» **СТАТЬЯ**:
----------

Фотографию долгое время рассматривали как единство, сводя ее к техническому принципу, тогда как мы попытались продумать ее как множественное пересечение изображений, практик, способов использования, форм, территорий в их продолжающемся варьировании. Прежде всего мы поставили под вопрос весьма проблематичный документ, за которым укрепилась репутация воплощенной сущности «единой» фотографии.

Вместо того, чтобы сводить фотографию к единой сущности и фиксировать ее в единственной точке (в документе), мы показали, как она осциллирует между множеством позиций (документ, выражение, искусство), в свою очередь заставляя их развиваться (именно так в конце ХХ века появилось «другое искусство в искусстве», искусство-фотография). Вопреки общепринятым эссенциалистским и статичным подходам мы попытались показать ее становление.

----------

» **ИЗВЛЕЧЁННЫЕ ДАННЫЕ**:
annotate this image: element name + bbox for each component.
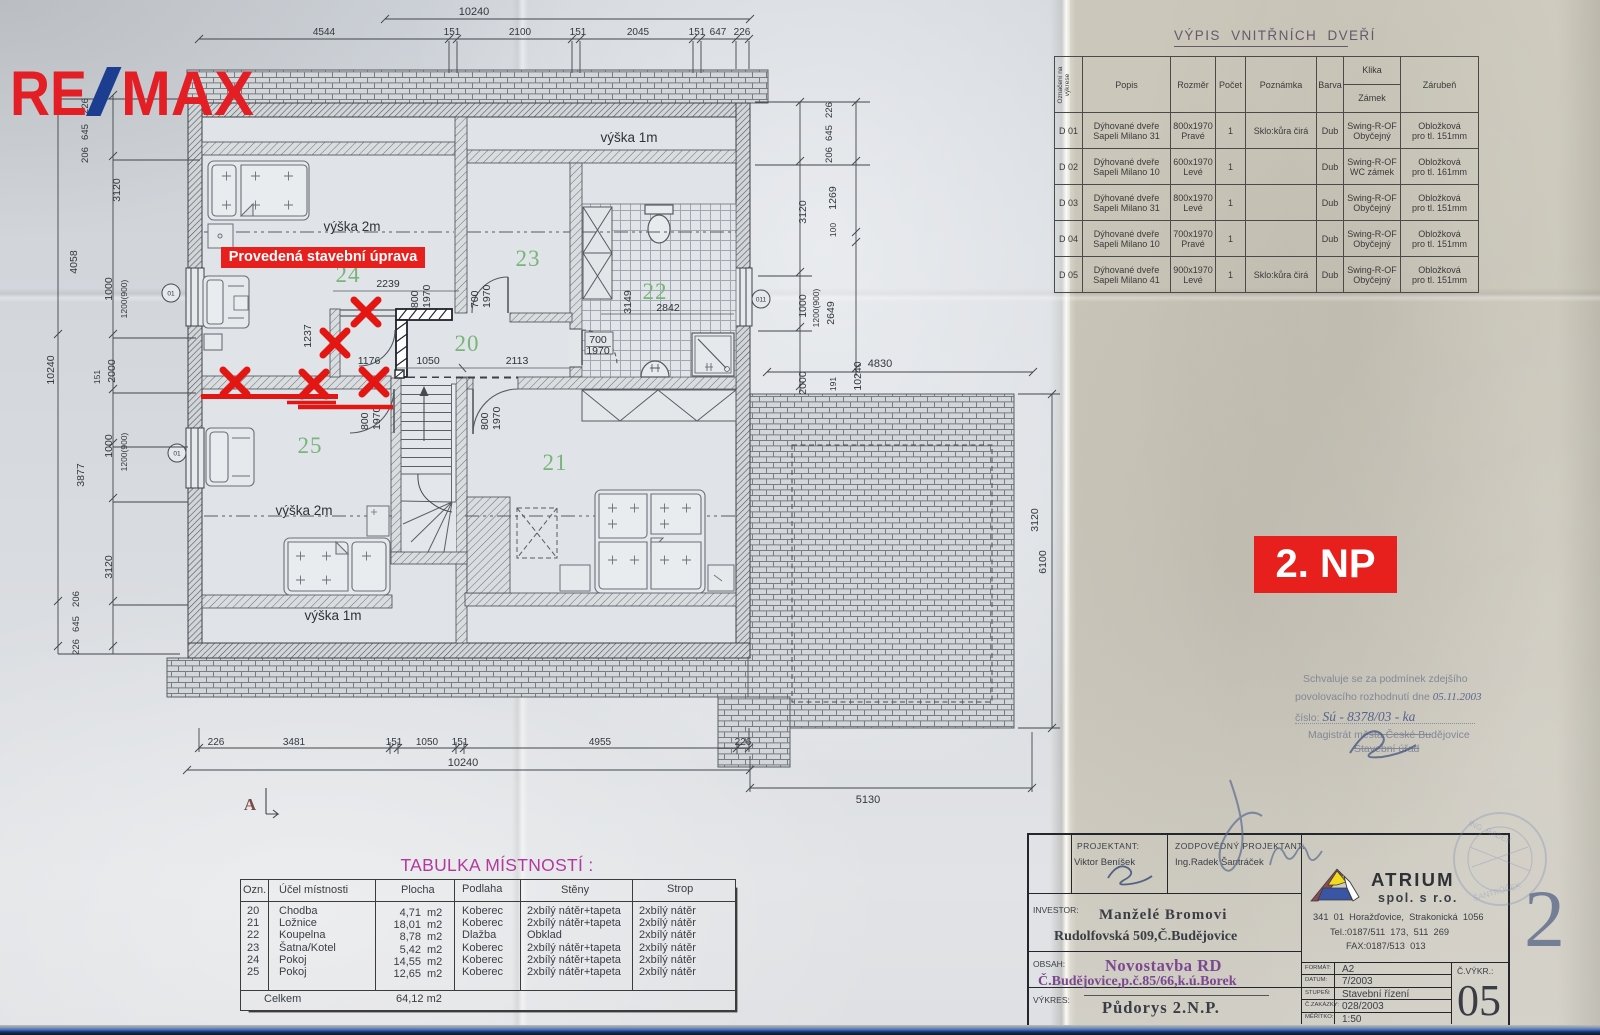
svg-text:011: 011 — [756, 297, 767, 304]
svg-text:1269: 1269 — [827, 186, 839, 210]
svg-text:2045: 2045 — [627, 27, 650, 38]
svg-text:ING. RADEK: ING. RADEK — [1467, 819, 1514, 846]
svg-text:100: 100 — [828, 223, 838, 237]
svg-text:01: 01 — [167, 291, 175, 298]
svg-text:A: A — [244, 795, 257, 814]
svg-text:1970: 1970 — [421, 284, 433, 308]
svg-text:MAX: MAX — [121, 59, 254, 129]
svg-text:800: 800 — [479, 412, 491, 430]
svg-text:3481: 3481 — [283, 737, 306, 748]
svg-text:výška 1m: výška 1m — [600, 130, 657, 145]
svg-text:226: 226 — [734, 27, 751, 38]
svg-text:01: 01 — [173, 451, 181, 458]
svg-text:226: 226 — [71, 639, 82, 655]
svg-text:191: 191 — [828, 377, 838, 391]
svg-text:6100: 6100 — [1037, 550, 1049, 574]
svg-text:3120: 3120 — [103, 555, 115, 579]
svg-text:1000: 1000 — [103, 434, 115, 458]
svg-text:20: 20 — [455, 331, 480, 356]
svg-text:10240: 10240 — [459, 6, 490, 18]
svg-text:647: 647 — [710, 27, 727, 38]
svg-text:2000: 2000 — [797, 371, 809, 395]
svg-text:1200(900): 1200(900) — [811, 288, 821, 327]
svg-text:výška 2m: výška 2m — [275, 503, 332, 518]
svg-text:206: 206 — [71, 591, 82, 607]
svg-text:10240: 10240 — [448, 757, 479, 769]
svg-text:4058: 4058 — [68, 250, 80, 274]
svg-text:226: 226 — [824, 102, 835, 118]
svg-text:1176: 1176 — [358, 355, 381, 367]
svg-text:3149: 3149 — [622, 290, 634, 314]
svg-text:700: 700 — [469, 290, 481, 308]
svg-text:2842: 2842 — [656, 302, 680, 314]
svg-text:22: 22 — [643, 279, 668, 304]
svg-text:800: 800 — [409, 290, 421, 308]
svg-text:1050: 1050 — [416, 355, 440, 367]
svg-text:2100: 2100 — [509, 27, 532, 38]
svg-text:RE: RE — [10, 59, 87, 129]
svg-text:4955: 4955 — [589, 737, 612, 748]
svg-text:1237: 1237 — [302, 324, 314, 348]
svg-text:4544: 4544 — [313, 27, 336, 38]
svg-text:23: 23 — [516, 246, 541, 271]
svg-text:10240: 10240 — [45, 355, 57, 384]
svg-text:151: 151 — [689, 27, 706, 38]
svg-text:2113: 2113 — [506, 355, 529, 367]
svg-text:výška 2m: výška 2m — [323, 219, 380, 234]
svg-text:3877: 3877 — [75, 463, 87, 487]
svg-text:1200(900): 1200(900) — [119, 279, 129, 318]
svg-text:800: 800 — [359, 412, 371, 430]
svg-text:151: 151 — [92, 370, 102, 384]
svg-text:151: 151 — [452, 737, 469, 748]
svg-text:10240: 10240 — [852, 361, 864, 390]
svg-text:151: 151 — [386, 737, 403, 748]
svg-text:25: 25 — [298, 433, 323, 458]
svg-text:206: 206 — [824, 147, 835, 163]
svg-text:3120: 3120 — [1029, 508, 1041, 532]
svg-text:21: 21 — [543, 450, 568, 475]
svg-text:1970: 1970 — [491, 406, 503, 430]
svg-text:226: 226 — [735, 737, 752, 748]
svg-text:645: 645 — [824, 125, 835, 141]
svg-text:1970: 1970 — [371, 406, 383, 430]
svg-text:3120: 3120 — [797, 200, 809, 224]
svg-text:226: 226 — [208, 737, 225, 748]
svg-text:5130: 5130 — [856, 794, 880, 806]
svg-text:2000: 2000 — [106, 359, 118, 383]
svg-text:1200(900): 1200(900) — [119, 432, 129, 471]
svg-text:1050: 1050 — [416, 737, 439, 748]
svg-text:3120: 3120 — [111, 178, 123, 202]
svg-text:151: 151 — [570, 27, 587, 38]
svg-text:2239: 2239 — [376, 278, 400, 290]
svg-text:645: 645 — [71, 616, 82, 632]
svg-text:1000: 1000 — [103, 277, 115, 301]
svg-text:151: 151 — [444, 27, 461, 38]
svg-text:4830: 4830 — [868, 358, 892, 370]
svg-text:2649: 2649 — [825, 301, 837, 325]
svg-text:206: 206 — [80, 147, 91, 163]
svg-text:výška 1m: výška 1m — [304, 608, 361, 623]
svg-text:1000: 1000 — [797, 294, 809, 318]
svg-text:1970: 1970 — [481, 284, 493, 308]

----------

» **ЗАДАНИЕ**:
Верните без изменений фрагмент текста о фотографии, начиная со слов «Вместо того, чтобы» и до слов «показать ее становление.» включительно.

» **ПРАВИЛЬНЫЙ ОТВЕТ**:
Вместо того, чтобы сводить фотографию к единой сущности и фиксировать ее в единственной точке (в документе), мы показали, как она осциллирует между множеством позиций (документ, выражение, искусство), в свою очередь заставляя их развиваться (именно так в конце ХХ века появилось «другое искусство в искусстве», искусство-фотография). Вопреки общепринятым эссенциалистским и статичным подходам мы попытались показать ее становление.